┌──

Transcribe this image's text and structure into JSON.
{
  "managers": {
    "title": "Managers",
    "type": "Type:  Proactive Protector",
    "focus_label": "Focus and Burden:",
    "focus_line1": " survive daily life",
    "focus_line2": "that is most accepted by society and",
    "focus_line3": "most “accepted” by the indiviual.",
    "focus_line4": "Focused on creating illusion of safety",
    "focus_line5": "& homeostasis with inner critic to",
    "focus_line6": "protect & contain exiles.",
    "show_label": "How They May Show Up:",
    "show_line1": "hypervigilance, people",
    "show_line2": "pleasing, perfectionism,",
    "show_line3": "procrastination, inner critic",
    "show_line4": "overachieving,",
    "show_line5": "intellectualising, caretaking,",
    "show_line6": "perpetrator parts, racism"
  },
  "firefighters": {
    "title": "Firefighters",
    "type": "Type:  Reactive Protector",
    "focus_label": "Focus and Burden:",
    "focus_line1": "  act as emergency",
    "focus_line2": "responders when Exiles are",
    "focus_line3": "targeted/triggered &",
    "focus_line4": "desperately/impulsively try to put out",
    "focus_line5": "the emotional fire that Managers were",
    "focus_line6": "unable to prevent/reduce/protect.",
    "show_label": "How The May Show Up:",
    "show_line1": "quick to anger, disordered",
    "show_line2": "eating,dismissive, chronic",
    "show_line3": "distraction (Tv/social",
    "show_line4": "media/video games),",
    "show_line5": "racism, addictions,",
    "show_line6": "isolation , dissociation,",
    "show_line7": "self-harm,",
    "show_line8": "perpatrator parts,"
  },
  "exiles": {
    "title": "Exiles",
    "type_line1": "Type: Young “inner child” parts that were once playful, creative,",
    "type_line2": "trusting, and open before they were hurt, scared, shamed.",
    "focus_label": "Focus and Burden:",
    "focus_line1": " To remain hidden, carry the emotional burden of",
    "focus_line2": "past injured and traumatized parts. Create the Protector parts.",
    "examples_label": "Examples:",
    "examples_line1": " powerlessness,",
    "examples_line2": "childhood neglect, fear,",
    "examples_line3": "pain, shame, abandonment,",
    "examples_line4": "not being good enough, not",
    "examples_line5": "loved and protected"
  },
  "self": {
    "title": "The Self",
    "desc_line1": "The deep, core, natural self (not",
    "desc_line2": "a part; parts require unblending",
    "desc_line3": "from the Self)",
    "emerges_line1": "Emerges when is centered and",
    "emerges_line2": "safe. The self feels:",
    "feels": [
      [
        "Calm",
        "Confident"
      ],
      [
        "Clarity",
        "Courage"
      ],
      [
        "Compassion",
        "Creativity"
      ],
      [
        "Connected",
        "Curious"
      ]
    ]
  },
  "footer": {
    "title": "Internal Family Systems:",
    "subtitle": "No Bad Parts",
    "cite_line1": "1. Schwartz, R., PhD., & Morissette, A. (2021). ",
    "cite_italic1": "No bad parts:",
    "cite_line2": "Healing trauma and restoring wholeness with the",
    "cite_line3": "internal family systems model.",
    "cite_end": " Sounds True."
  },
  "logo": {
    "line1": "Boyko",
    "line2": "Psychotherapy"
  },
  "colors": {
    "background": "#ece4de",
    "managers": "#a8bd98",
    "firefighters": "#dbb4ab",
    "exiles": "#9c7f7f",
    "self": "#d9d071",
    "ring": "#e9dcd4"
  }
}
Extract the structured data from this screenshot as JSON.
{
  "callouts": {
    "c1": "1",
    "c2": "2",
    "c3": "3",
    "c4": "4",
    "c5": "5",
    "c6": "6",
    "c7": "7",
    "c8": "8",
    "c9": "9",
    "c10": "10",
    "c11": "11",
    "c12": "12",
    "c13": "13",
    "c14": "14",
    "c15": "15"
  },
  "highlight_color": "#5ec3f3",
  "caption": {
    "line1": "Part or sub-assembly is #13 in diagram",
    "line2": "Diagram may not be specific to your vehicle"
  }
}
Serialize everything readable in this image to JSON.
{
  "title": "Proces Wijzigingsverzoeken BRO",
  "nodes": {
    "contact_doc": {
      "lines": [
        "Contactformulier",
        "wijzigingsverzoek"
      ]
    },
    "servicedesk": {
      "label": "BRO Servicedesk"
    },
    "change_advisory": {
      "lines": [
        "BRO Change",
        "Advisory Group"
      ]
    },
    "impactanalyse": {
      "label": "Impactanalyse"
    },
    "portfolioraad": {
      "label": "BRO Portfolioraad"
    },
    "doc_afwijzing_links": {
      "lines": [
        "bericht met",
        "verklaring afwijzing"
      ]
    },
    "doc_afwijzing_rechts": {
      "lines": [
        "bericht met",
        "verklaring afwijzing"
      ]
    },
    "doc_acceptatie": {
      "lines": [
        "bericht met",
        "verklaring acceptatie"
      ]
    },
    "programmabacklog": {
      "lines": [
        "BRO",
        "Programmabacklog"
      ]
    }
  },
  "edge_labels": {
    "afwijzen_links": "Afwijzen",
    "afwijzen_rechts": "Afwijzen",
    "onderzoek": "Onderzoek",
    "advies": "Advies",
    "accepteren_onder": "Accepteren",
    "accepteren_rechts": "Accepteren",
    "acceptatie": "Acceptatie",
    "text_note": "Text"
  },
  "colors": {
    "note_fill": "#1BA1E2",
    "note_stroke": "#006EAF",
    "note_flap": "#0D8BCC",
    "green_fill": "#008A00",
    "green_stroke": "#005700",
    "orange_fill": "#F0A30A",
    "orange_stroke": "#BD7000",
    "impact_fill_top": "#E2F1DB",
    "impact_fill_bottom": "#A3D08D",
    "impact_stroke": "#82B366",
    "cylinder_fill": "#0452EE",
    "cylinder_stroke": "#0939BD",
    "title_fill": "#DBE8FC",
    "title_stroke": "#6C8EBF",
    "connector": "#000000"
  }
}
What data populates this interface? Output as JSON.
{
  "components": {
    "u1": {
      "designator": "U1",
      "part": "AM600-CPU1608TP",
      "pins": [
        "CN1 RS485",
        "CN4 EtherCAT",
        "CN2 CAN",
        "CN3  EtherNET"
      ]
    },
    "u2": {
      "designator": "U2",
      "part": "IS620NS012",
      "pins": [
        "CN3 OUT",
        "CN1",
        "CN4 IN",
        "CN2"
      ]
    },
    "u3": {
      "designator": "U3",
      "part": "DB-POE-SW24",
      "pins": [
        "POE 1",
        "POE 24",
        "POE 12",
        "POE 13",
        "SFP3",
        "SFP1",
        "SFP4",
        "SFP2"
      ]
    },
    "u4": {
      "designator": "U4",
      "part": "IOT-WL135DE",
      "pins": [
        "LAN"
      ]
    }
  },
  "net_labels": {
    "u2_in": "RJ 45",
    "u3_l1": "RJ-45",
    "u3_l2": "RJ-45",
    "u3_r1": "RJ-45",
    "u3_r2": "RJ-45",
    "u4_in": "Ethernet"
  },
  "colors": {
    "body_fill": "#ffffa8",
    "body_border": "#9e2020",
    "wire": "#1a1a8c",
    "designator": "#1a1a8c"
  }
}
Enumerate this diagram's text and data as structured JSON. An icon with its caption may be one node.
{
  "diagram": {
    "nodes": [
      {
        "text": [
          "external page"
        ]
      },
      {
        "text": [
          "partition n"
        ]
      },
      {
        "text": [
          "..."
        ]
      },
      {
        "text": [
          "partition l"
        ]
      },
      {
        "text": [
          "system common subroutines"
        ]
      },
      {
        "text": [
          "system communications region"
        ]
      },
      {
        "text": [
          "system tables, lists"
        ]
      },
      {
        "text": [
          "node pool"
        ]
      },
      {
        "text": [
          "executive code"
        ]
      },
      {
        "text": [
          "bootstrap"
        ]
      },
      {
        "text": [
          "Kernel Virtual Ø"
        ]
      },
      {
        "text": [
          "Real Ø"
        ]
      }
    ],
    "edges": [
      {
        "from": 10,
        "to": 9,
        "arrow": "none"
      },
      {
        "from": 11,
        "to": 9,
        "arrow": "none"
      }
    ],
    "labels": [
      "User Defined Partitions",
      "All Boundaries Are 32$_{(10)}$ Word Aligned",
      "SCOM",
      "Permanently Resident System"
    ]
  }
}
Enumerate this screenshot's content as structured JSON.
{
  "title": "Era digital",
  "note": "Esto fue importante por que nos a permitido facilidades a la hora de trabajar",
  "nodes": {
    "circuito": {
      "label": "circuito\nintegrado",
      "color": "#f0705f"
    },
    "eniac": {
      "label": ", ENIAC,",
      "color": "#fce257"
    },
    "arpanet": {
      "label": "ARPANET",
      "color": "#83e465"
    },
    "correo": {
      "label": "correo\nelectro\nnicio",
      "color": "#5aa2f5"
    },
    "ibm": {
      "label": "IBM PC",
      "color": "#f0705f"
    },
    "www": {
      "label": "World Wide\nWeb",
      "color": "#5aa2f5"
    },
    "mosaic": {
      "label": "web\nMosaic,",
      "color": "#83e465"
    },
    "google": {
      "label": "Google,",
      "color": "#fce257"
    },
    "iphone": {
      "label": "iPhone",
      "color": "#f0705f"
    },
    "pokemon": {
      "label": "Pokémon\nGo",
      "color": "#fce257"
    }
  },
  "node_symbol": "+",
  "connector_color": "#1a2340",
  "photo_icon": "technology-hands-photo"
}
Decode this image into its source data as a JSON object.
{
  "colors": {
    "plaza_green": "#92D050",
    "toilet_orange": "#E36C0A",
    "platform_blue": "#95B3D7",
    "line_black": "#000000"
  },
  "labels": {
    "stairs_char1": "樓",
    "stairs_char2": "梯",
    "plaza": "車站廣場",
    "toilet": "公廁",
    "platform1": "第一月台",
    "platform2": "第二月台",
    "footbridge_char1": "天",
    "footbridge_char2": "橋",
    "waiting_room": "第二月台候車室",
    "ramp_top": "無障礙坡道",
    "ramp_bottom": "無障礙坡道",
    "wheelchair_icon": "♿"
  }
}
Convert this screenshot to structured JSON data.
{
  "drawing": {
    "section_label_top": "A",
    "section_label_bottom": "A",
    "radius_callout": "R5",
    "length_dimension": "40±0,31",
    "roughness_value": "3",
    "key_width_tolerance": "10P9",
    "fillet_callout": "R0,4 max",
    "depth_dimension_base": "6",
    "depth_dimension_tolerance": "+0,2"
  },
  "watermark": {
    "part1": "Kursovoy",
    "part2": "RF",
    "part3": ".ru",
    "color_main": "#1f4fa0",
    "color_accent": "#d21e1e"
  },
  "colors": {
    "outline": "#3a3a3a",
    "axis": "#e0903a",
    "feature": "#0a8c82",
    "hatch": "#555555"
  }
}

└──

Filter the data for the string "JSON" and copy every line that has it.

Transcribe this image's text and structure into JSON.
Extract the structured data from this screenshot as JSON.
Serialize everything readable in this image to JSON.
What data populates this interface? Output as JSON.
Enumerate this diagram's text and data as structured JSON. An icon with its caption may be one node.
Enumerate this screenshot's content as structured JSON.
Decode this image into its source data as a JSON object.
Convert this screenshot to structured JSON data.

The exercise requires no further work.